### [WHAT IS ASKED]
Write every record out again exactly as given.

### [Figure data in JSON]
— begin —

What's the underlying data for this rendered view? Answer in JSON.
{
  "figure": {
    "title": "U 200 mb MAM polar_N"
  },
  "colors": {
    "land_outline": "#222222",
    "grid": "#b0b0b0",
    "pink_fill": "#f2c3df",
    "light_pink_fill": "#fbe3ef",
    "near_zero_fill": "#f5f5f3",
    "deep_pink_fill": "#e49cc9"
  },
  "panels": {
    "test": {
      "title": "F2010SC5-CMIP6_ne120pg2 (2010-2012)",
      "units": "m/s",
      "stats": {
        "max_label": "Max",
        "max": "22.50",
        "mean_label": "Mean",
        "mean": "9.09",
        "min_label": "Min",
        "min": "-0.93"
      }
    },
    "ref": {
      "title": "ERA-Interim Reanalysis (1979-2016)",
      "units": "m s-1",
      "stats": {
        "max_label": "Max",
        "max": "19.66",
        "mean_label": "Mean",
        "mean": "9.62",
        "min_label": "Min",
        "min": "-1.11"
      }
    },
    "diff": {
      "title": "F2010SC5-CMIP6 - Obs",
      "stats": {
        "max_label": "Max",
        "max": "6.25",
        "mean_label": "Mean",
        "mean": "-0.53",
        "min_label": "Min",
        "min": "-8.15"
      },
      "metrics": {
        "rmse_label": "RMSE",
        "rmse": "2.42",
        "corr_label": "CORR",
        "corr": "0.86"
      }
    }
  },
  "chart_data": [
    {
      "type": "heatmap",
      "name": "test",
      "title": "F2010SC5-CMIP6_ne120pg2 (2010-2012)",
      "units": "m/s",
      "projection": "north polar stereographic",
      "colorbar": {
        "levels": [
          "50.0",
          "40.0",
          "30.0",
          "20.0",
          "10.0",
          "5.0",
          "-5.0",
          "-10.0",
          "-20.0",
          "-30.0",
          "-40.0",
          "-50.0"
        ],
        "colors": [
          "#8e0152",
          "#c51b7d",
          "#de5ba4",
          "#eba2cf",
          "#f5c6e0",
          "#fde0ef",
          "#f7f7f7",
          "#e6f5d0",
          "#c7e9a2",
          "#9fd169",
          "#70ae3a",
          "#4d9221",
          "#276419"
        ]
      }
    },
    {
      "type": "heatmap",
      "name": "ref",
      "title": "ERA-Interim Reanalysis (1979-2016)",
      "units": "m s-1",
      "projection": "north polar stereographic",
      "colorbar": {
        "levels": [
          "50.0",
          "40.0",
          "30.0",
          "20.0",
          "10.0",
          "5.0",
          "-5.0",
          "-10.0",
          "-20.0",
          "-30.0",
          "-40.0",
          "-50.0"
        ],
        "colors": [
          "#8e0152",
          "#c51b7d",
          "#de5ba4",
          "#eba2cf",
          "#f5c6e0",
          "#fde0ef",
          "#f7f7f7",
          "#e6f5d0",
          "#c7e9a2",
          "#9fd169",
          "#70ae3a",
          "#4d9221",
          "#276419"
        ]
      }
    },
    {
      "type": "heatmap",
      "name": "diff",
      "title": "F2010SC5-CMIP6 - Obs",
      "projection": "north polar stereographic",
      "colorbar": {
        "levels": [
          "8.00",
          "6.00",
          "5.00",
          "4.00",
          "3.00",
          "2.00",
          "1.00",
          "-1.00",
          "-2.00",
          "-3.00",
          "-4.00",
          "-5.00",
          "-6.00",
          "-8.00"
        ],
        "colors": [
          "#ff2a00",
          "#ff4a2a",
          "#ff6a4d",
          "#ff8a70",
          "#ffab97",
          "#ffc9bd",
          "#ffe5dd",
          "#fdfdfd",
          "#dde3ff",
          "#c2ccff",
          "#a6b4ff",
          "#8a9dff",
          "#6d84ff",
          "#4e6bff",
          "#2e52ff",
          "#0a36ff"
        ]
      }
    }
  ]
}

— end —

### [TASK RESPONSE]
What's the underlying data for this rendered view? Answer in JSON.
{
  "figure": {
    "title": "U 200 mb MAM polar_N"
  },
  "colors": {
    "land_outline": "#222222",
    "grid": "#b0b0b0",
    "pink_fill": "#f2c3df",
    "light_pink_fill": "#fbe3ef",
    "near_zero_fill": "#f5f5f3",
    "deep_pink_fill": "#e49cc9"
  },
  "panels": {
    "test": {
      "title": "F2010SC5-CMIP6_ne120pg2 (2010-2012)",
      "units": "m/s",
      "stats": {
        "max_label": "Max",
        "max": "22.50",
        "mean_label": "Mean",
        "mean": "9.09",
        "min_label": "Min",
        "min": "-0.93"
      }
    },
    "ref": {
      "title": "ERA-Interim Reanalysis (1979-2016)",
      "units": "m s-1",
      "stats": {
        "max_label": "Max",
        "max": "19.66",
        "mean_label": "Mean",
        "mean": "9.62",
        "min_label": "Min",
        "min": "-1.11"
      }
    },
    "diff": {
      "title": "F2010SC5-CMIP6 - Obs",
      "stats": {
        "max_label": "Max",
        "max": "6.25",
        "mean_label": "Mean",
        "mean": "-0.53",
        "min_label": "Min",
        "min": "-8.15"
      },
      "metrics": {
        "rmse_label": "RMSE",
        "rmse": "2.42",
        "corr_label": "CORR",
        "corr": "0.86"
      }
    }
  },
  "chart_data": [
    {
      "type": "heatmap",
      "name": "test",
      "title": "F2010SC5-CMIP6_ne120pg2 (2010-2012)",
      "units": "m/s",
      "projection": "north polar stereographic",
      "colorbar": {
        "levels": [
          "50.0",
          "40.0",
          "30.0",
          "20.0",
          "10.0",
          "5.0",
          "-5.0",
          "-10.0",
          "-20.0",
          "-30.0",
          "-40.0",
          "-50.0"
        ],
        "colors": [
          "#8e0152",
          "#c51b7d",
          "#de5ba4",
          "#eba2cf",
          "#f5c6e0",
          "#fde0ef",
          "#f7f7f7",
          "#e6f5d0",
          "#c7e9a2",
          "#9fd169",
          "#70ae3a",
          "#4d9221",
          "#276419"
        ]
      }
    },
    {
      "type": "heatmap",
      "name": "ref",
      "title": "ERA-Interim Reanalysis (1979-2016)",
      "units": "m s-1",
      "projection": "north polar stereographic",
      "colorbar": {
        "levels": [
          "50.0",
          "40.0",
          "30.0",
          "20.0",
          "10.0",
          "5.0",
          "-5.0",
          "-10.0",
          "-20.0",
          "-30.0",
          "-40.0",
          "-50.0"
        ],
        "colors": [
          "#8e0152",
          "#c51b7d",
          "#de5ba4",
          "#eba2cf",
          "#f5c6e0",
          "#fde0ef",
          "#f7f7f7",
          "#e6f5d0",
          "#c7e9a2",
          "#9fd169",
          "#70ae3a",
          "#4d9221",
          "#276419"
        ]
      }
    },
    {
      "type": "heatmap",
      "name": "diff",
      "title": "F2010SC5-CMIP6 - Obs",
      "projection": "north polar stereographic",
      "colorbar": {
        "levels": [
          "8.00",
          "6.00",
          "5.00",
          "4.00",
          "3.00",
          "2.00",
          "1.00",
          "-1.00",
          "-2.00",
          "-3.00",
          "-4.00",
          "-5.00",
          "-6.00",
          "-8.00"
        ],
        "colors": [
          "#ff2a00",
          "#ff4a2a",
          "#ff6a4d",
          "#ff8a70",
          "#ffab97",
          "#ffc9bd",
          "#ffe5dd",
          "#fdfdfd",
          "#dde3ff",
          "#c2ccff",
          "#a6b4ff",
          "#8a9dff",
          "#6d84ff",
          "#4e6bff",
          "#2e52ff",
          "#0a36ff"
        ]
      }
    }
  ]
}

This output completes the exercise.